▸ STATED TASK:
For the data below, report only the number of lines containing the string "activity".

▸ EXTRACTED DATA:
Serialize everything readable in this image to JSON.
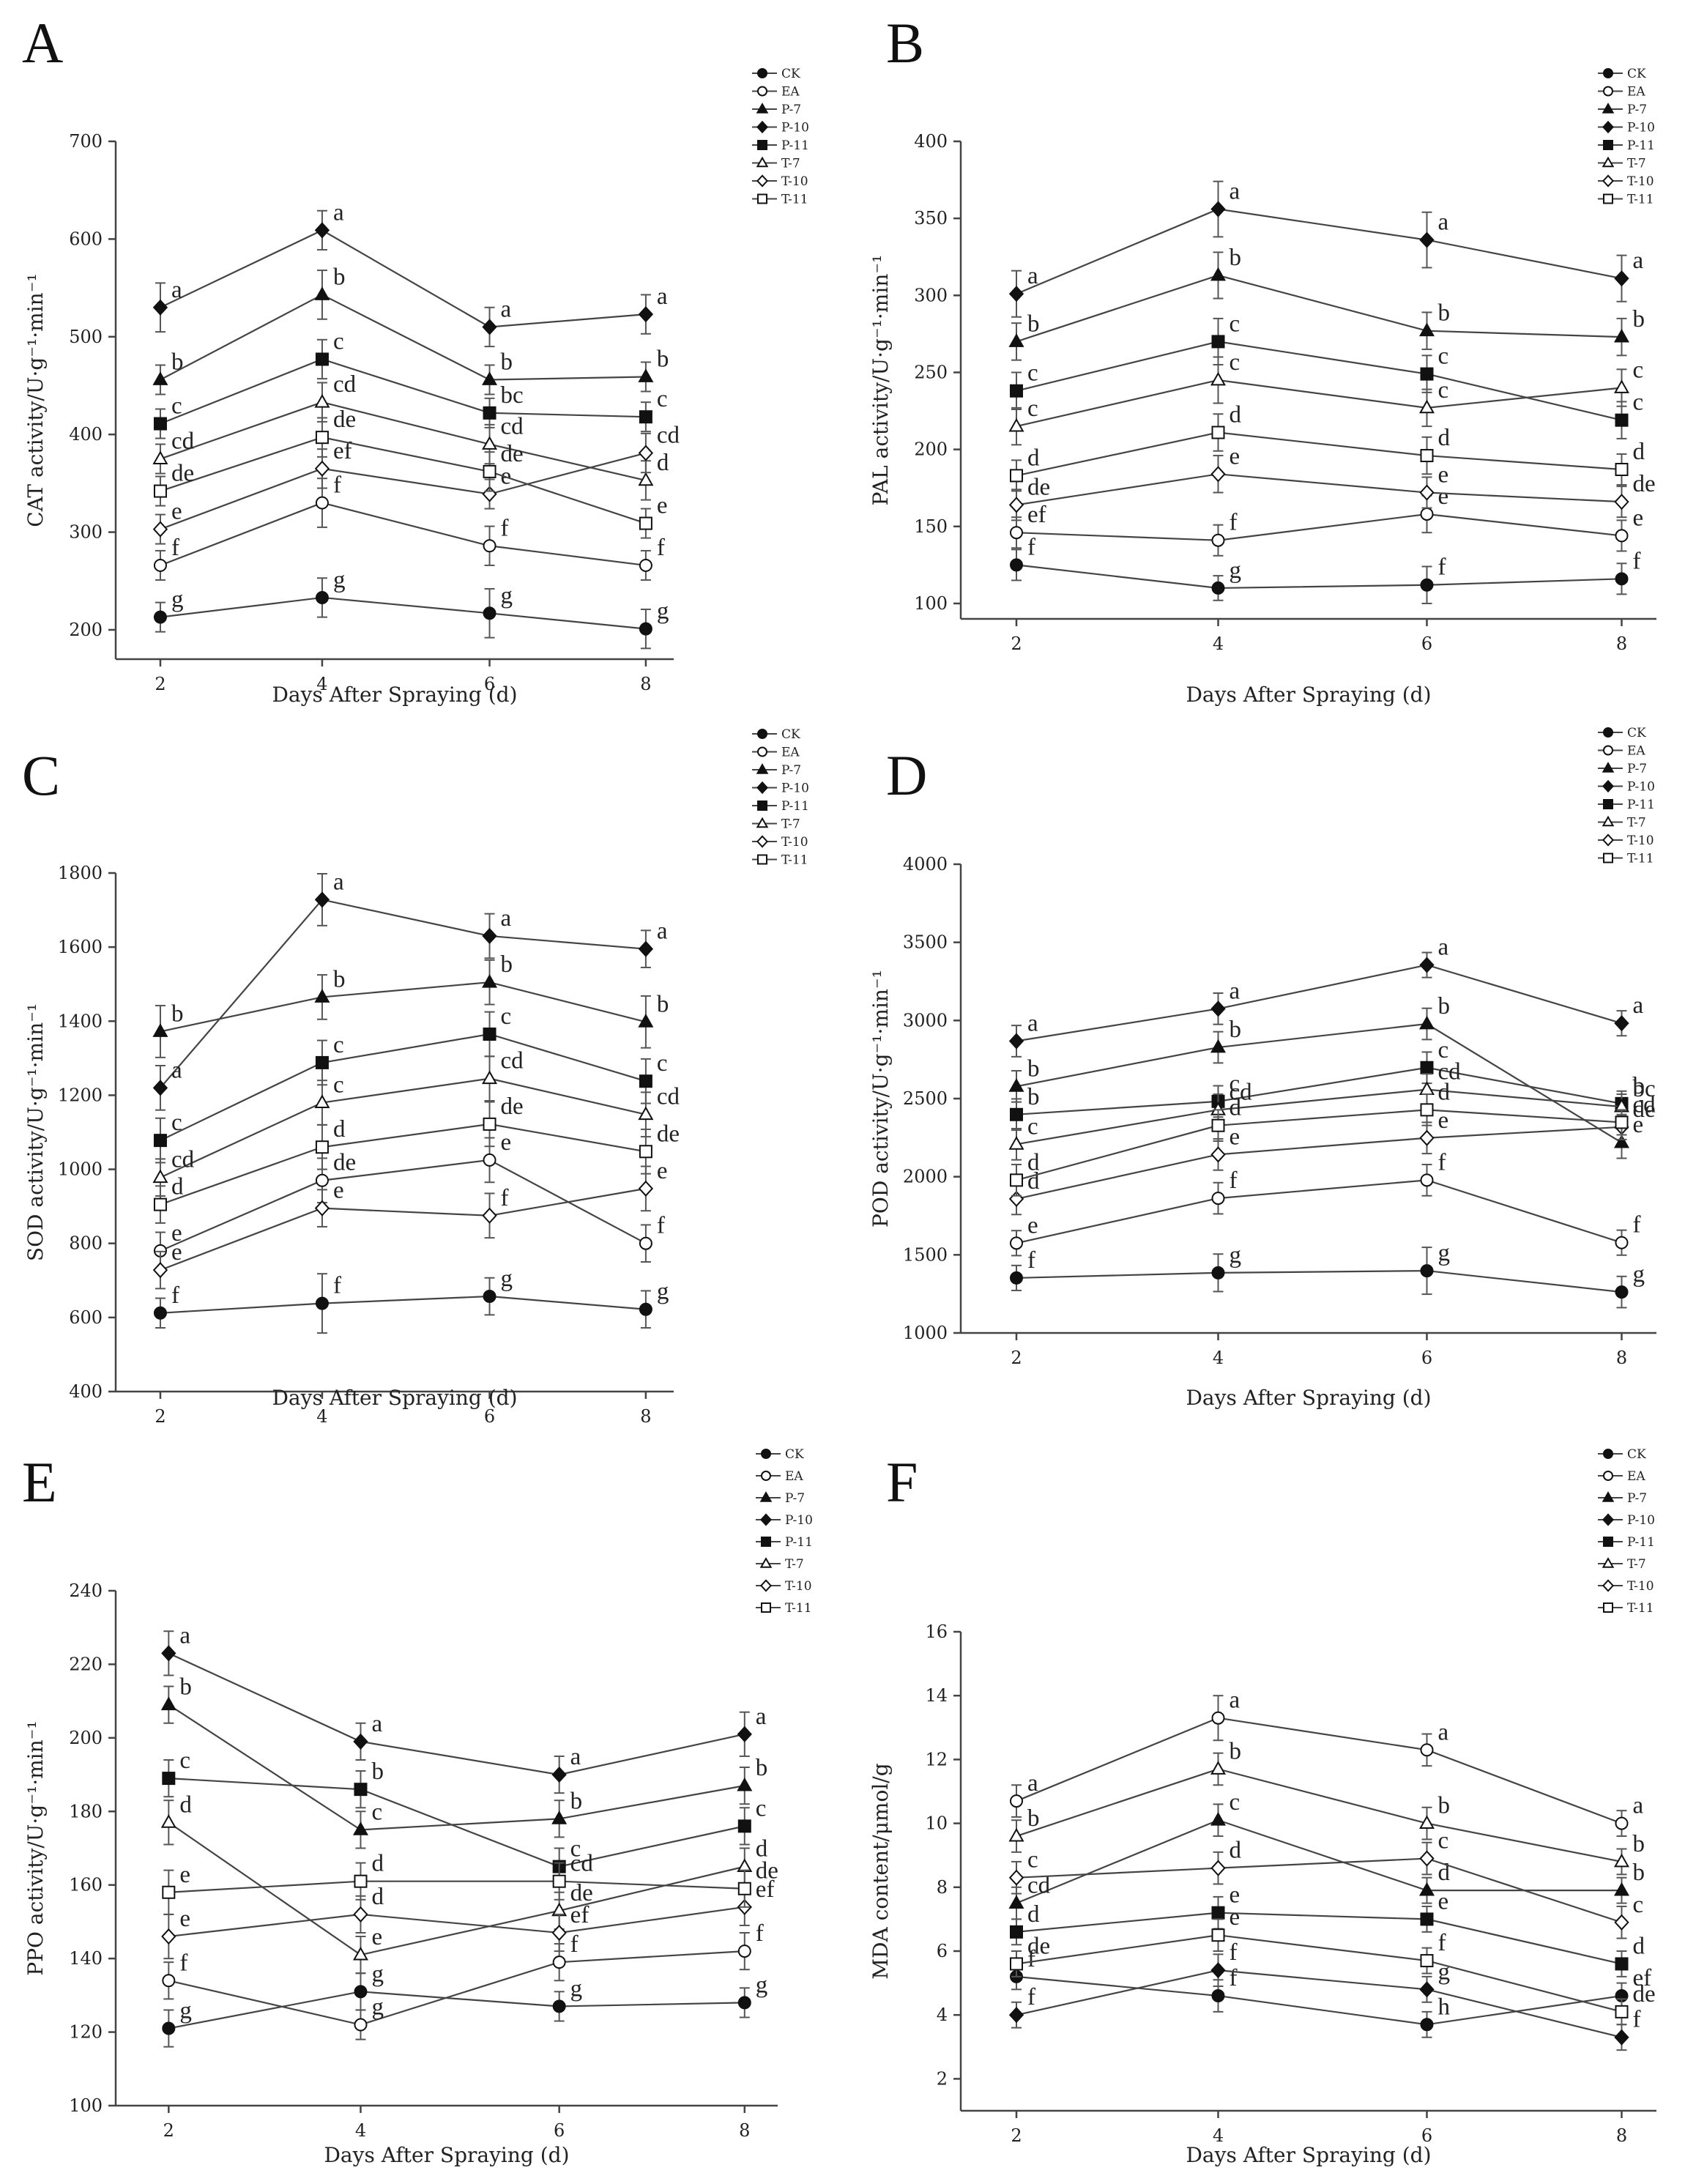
{
  "figure": {
    "x_label": "Days After Spraying (d)",
    "legend_labels": [
      "CK",
      "EA",
      "P-7",
      "P-10",
      "P-11",
      "T-7",
      "T-10",
      "T-11"
    ]
  },
  "styles": {
    "CK": {
      "marker": "circle",
      "filled": true
    },
    "EA": {
      "marker": "circle",
      "filled": false
    },
    "P-7": {
      "marker": "triangle",
      "filled": true
    },
    "P-10": {
      "marker": "diamond",
      "filled": true
    },
    "P-11": {
      "marker": "square",
      "filled": true
    },
    "T-7": {
      "marker": "triangle",
      "filled": false
    },
    "T-10": {
      "marker": "diamond",
      "filled": false
    },
    "T-11": {
      "marker": "square",
      "filled": false
    }
  },
  "chart_data": [
    {
      "panel": "A",
      "type": "line",
      "ylabel": "CAT activity/U·g⁻¹·min⁻¹",
      "x": [
        2,
        4,
        6,
        8
      ],
      "ylim": [
        170,
        700
      ],
      "yticks": [
        200,
        300,
        400,
        500,
        600,
        700
      ],
      "series": [
        {
          "name": "CK",
          "values": [
            213,
            233,
            217,
            201
          ],
          "err": [
            15,
            20,
            25,
            20
          ],
          "letters": [
            "g",
            "g",
            "g",
            "g"
          ]
        },
        {
          "name": "EA",
          "values": [
            266,
            330,
            286,
            266
          ],
          "err": [
            15,
            25,
            20,
            15
          ],
          "letters": [
            "f",
            "f",
            "f",
            "f"
          ]
        },
        {
          "name": "P-7",
          "values": [
            456,
            543,
            456,
            459
          ],
          "err": [
            15,
            25,
            15,
            15
          ],
          "letters": [
            "b",
            "b",
            "b",
            "b"
          ]
        },
        {
          "name": "P-10",
          "values": [
            530,
            609,
            510,
            523
          ],
          "err": [
            25,
            20,
            20,
            20
          ],
          "letters": [
            "a",
            "a",
            "a",
            "a"
          ]
        },
        {
          "name": "P-11",
          "values": [
            411,
            477,
            422,
            418
          ],
          "err": [
            15,
            20,
            15,
            15
          ],
          "letters": [
            "c",
            "c",
            "bc",
            "c"
          ]
        },
        {
          "name": "T-7",
          "values": [
            375,
            433,
            390,
            353
          ],
          "err": [
            15,
            20,
            20,
            20
          ],
          "letters": [
            "cd",
            "cd",
            "cd",
            "d"
          ]
        },
        {
          "name": "T-10",
          "values": [
            303,
            365,
            339,
            381
          ],
          "err": [
            15,
            20,
            15,
            20
          ],
          "letters": [
            "e",
            "ef",
            "e",
            "cd"
          ]
        },
        {
          "name": "T-11",
          "values": [
            342,
            397,
            362,
            309
          ],
          "err": [
            15,
            20,
            20,
            15
          ],
          "letters": [
            "de",
            "de",
            "de",
            "e"
          ]
        }
      ]
    },
    {
      "panel": "B",
      "type": "line",
      "ylabel": "PAL activity/U·g⁻¹·min⁻¹",
      "x": [
        2,
        4,
        6,
        8
      ],
      "ylim": [
        90,
        400
      ],
      "yticks": [
        100,
        150,
        200,
        250,
        300,
        350,
        400
      ],
      "series": [
        {
          "name": "CK",
          "values": [
            125,
            110,
            112,
            116
          ],
          "err": [
            10,
            8,
            12,
            10
          ],
          "letters": [
            "f",
            "g",
            "f",
            "f"
          ]
        },
        {
          "name": "EA",
          "values": [
            146,
            141,
            158,
            144
          ],
          "err": [
            10,
            10,
            12,
            10
          ],
          "letters": [
            "ef",
            "f",
            "e",
            "e"
          ]
        },
        {
          "name": "P-7",
          "values": [
            270,
            313,
            277,
            273
          ],
          "err": [
            12,
            15,
            12,
            12
          ],
          "letters": [
            "b",
            "b",
            "b",
            "b"
          ]
        },
        {
          "name": "P-10",
          "values": [
            301,
            356,
            336,
            311
          ],
          "err": [
            15,
            18,
            18,
            15
          ],
          "letters": [
            "a",
            "a",
            "a",
            "a"
          ]
        },
        {
          "name": "P-11",
          "values": [
            238,
            270,
            249,
            219
          ],
          "err": [
            12,
            15,
            12,
            12
          ],
          "letters": [
            "c",
            "c",
            "c",
            "c"
          ]
        },
        {
          "name": "T-7",
          "values": [
            215,
            245,
            227,
            240
          ],
          "err": [
            12,
            15,
            12,
            12
          ],
          "letters": [
            "c",
            "c",
            "c",
            "c"
          ]
        },
        {
          "name": "T-10",
          "values": [
            164,
            184,
            172,
            166
          ],
          "err": [
            10,
            12,
            10,
            10
          ],
          "letters": [
            "de",
            "e",
            "e",
            "de"
          ]
        },
        {
          "name": "T-11",
          "values": [
            183,
            211,
            196,
            187
          ],
          "err": [
            10,
            12,
            12,
            10
          ],
          "letters": [
            "d",
            "d",
            "d",
            "d"
          ]
        }
      ]
    },
    {
      "panel": "C",
      "type": "line",
      "ylabel": "SOD activity/U·g⁻¹·min⁻¹",
      "x": [
        2,
        4,
        6,
        8
      ],
      "ylim": [
        400,
        1800
      ],
      "yticks": [
        400,
        600,
        800,
        1000,
        1200,
        1400,
        1600,
        1800
      ],
      "series": [
        {
          "name": "CK",
          "values": [
            612,
            638,
            657,
            622
          ],
          "err": [
            40,
            80,
            50,
            50
          ],
          "letters": [
            "f",
            "f",
            "g",
            "g"
          ]
        },
        {
          "name": "EA",
          "values": [
            780,
            970,
            1025,
            800
          ],
          "err": [
            50,
            60,
            60,
            50
          ],
          "letters": [
            "e",
            "de",
            "e",
            "f"
          ]
        },
        {
          "name": "P-7",
          "values": [
            1372,
            1465,
            1505,
            1398
          ],
          "err": [
            70,
            60,
            60,
            70
          ],
          "letters": [
            "b",
            "b",
            "b",
            "b"
          ]
        },
        {
          "name": "P-10",
          "values": [
            1220,
            1728,
            1630,
            1595
          ],
          "err": [
            60,
            70,
            60,
            50
          ],
          "letters": [
            "a",
            "a",
            "a",
            "a"
          ]
        },
        {
          "name": "P-11",
          "values": [
            1078,
            1288,
            1365,
            1238
          ],
          "err": [
            60,
            60,
            60,
            60
          ],
          "letters": [
            "c",
            "c",
            "c",
            "c"
          ]
        },
        {
          "name": "T-7",
          "values": [
            978,
            1180,
            1245,
            1148
          ],
          "err": [
            50,
            60,
            60,
            60
          ],
          "letters": [
            "cd",
            "c",
            "cd",
            "cd"
          ]
        },
        {
          "name": "T-10",
          "values": [
            728,
            895,
            875,
            948
          ],
          "err": [
            50,
            50,
            60,
            60
          ],
          "letters": [
            "e",
            "e",
            "f",
            "e"
          ]
        },
        {
          "name": "T-11",
          "values": [
            905,
            1060,
            1122,
            1048
          ],
          "err": [
            50,
            60,
            60,
            60
          ],
          "letters": [
            "d",
            "d",
            "de",
            "de"
          ]
        }
      ]
    },
    {
      "panel": "D",
      "type": "line",
      "ylabel": "POD activity/U·g⁻¹·min⁻¹",
      "x": [
        2,
        4,
        6,
        8
      ],
      "ylim": [
        1000,
        4000
      ],
      "yticks": [
        1000,
        1500,
        2000,
        2500,
        3000,
        3500,
        4000
      ],
      "series": [
        {
          "name": "CK",
          "values": [
            1352,
            1385,
            1398,
            1262
          ],
          "err": [
            80,
            120,
            150,
            100
          ],
          "letters": [
            "f",
            "g",
            "g",
            "g"
          ]
        },
        {
          "name": "EA",
          "values": [
            1575,
            1862,
            1978,
            1578
          ],
          "err": [
            80,
            100,
            100,
            80
          ],
          "letters": [
            "e",
            "f",
            "f",
            "f"
          ]
        },
        {
          "name": "P-7",
          "values": [
            2578,
            2828,
            2978,
            2218
          ],
          "err": [
            100,
            100,
            100,
            100
          ],
          "letters": [
            "b",
            "b",
            "b",
            "e"
          ]
        },
        {
          "name": "P-10",
          "values": [
            2868,
            3075,
            3355,
            2982
          ],
          "err": [
            100,
            100,
            80,
            80
          ],
          "letters": [
            "a",
            "a",
            "a",
            "a"
          ]
        },
        {
          "name": "P-11",
          "values": [
            2398,
            2482,
            2698,
            2468
          ],
          "err": [
            100,
            100,
            100,
            80
          ],
          "letters": [
            "b",
            "c",
            "c",
            "b"
          ]
        },
        {
          "name": "T-7",
          "values": [
            2208,
            2428,
            2558,
            2448
          ],
          "err": [
            100,
            100,
            100,
            80
          ],
          "letters": [
            "c",
            "cd",
            "cd",
            "bc"
          ]
        },
        {
          "name": "T-10",
          "values": [
            1858,
            2142,
            2248,
            2318
          ],
          "err": [
            100,
            100,
            100,
            80
          ],
          "letters": [
            "d",
            "e",
            "e",
            "de"
          ]
        },
        {
          "name": "T-11",
          "values": [
            1978,
            2328,
            2428,
            2348
          ],
          "err": [
            100,
            100,
            100,
            80
          ],
          "letters": [
            "d",
            "d",
            "d",
            "cd"
          ]
        }
      ]
    },
    {
      "panel": "E",
      "type": "line",
      "ylabel": "PPO activity/U·g⁻¹·min⁻¹",
      "x": [
        2,
        4,
        6,
        8
      ],
      "ylim": [
        100,
        240
      ],
      "yticks": [
        100,
        120,
        140,
        160,
        180,
        200,
        220,
        240
      ],
      "series": [
        {
          "name": "CK",
          "values": [
            121,
            131,
            127,
            128
          ],
          "err": [
            5,
            5,
            4,
            4
          ],
          "letters": [
            "g",
            "g",
            "g",
            "g"
          ]
        },
        {
          "name": "EA",
          "values": [
            134,
            122,
            139,
            142
          ],
          "err": [
            5,
            4,
            5,
            5
          ],
          "letters": [
            "f",
            "g",
            "f",
            "f"
          ]
        },
        {
          "name": "P-7",
          "values": [
            209,
            175,
            178,
            187
          ],
          "err": [
            5,
            5,
            5,
            5
          ],
          "letters": [
            "b",
            "c",
            "b",
            "b"
          ]
        },
        {
          "name": "P-10",
          "values": [
            223,
            199,
            190,
            201
          ],
          "err": [
            6,
            5,
            5,
            6
          ],
          "letters": [
            "a",
            "a",
            "a",
            "a"
          ]
        },
        {
          "name": "P-11",
          "values": [
            189,
            186,
            165,
            176
          ],
          "err": [
            5,
            5,
            5,
            5
          ],
          "letters": [
            "c",
            "b",
            "c",
            "c"
          ]
        },
        {
          "name": "T-7",
          "values": [
            177,
            141,
            153,
            165
          ],
          "err": [
            6,
            5,
            5,
            5
          ],
          "letters": [
            "d",
            "e",
            "de",
            "d"
          ]
        },
        {
          "name": "T-10",
          "values": [
            146,
            152,
            147,
            154
          ],
          "err": [
            6,
            5,
            5,
            5
          ],
          "letters": [
            "e",
            "d",
            "ef",
            "ef"
          ]
        },
        {
          "name": "T-11",
          "values": [
            158,
            161,
            161,
            159
          ],
          "err": [
            6,
            5,
            5,
            5
          ],
          "letters": [
            "e",
            "d",
            "cd",
            "de"
          ]
        }
      ]
    },
    {
      "panel": "F",
      "type": "line",
      "ylabel": "MDA content/μmol/g",
      "x": [
        2,
        4,
        6,
        8
      ],
      "ylim": [
        1,
        16
      ],
      "yticks": [
        2,
        4,
        6,
        8,
        10,
        12,
        14,
        16
      ],
      "series": [
        {
          "name": "CK",
          "values": [
            5.2,
            4.6,
            3.7,
            4.6
          ],
          "err": [
            0.4,
            0.5,
            0.4,
            0.4
          ],
          "letters": [
            "f",
            "f",
            "h",
            "ef"
          ]
        },
        {
          "name": "EA",
          "values": [
            10.7,
            13.3,
            12.3,
            10.0
          ],
          "err": [
            0.5,
            0.7,
            0.5,
            0.4
          ],
          "letters": [
            "a",
            "a",
            "a",
            "a"
          ]
        },
        {
          "name": "P-7",
          "values": [
            7.5,
            10.1,
            7.9,
            7.9
          ],
          "err": [
            0.5,
            0.5,
            0.4,
            0.4
          ],
          "letters": [
            "cd",
            "c",
            "d",
            "b"
          ]
        },
        {
          "name": "P-10",
          "values": [
            4.0,
            5.4,
            4.8,
            3.3
          ],
          "err": [
            0.4,
            0.5,
            0.4,
            0.4
          ],
          "letters": [
            "f",
            "f",
            "g",
            "f"
          ]
        },
        {
          "name": "P-11",
          "values": [
            6.6,
            7.2,
            7.0,
            5.6
          ],
          "err": [
            0.4,
            0.5,
            0.4,
            0.4
          ],
          "letters": [
            "d",
            "e",
            "e",
            "d"
          ]
        },
        {
          "name": "T-7",
          "values": [
            9.6,
            11.7,
            10.0,
            8.8
          ],
          "err": [
            0.5,
            0.5,
            0.5,
            0.4
          ],
          "letters": [
            "b",
            "b",
            "b",
            "b"
          ]
        },
        {
          "name": "T-10",
          "values": [
            8.3,
            8.6,
            8.9,
            6.9
          ],
          "err": [
            0.5,
            0.5,
            0.5,
            0.5
          ],
          "letters": [
            "c",
            "d",
            "c",
            "c"
          ]
        },
        {
          "name": "T-11",
          "values": [
            5.6,
            6.5,
            5.7,
            4.1
          ],
          "err": [
            0.4,
            0.5,
            0.4,
            0.4
          ],
          "letters": [
            "de",
            "e",
            "f",
            "de"
          ]
        }
      ]
    }
  ]
}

▸ COMPLETE RESPONSE:
5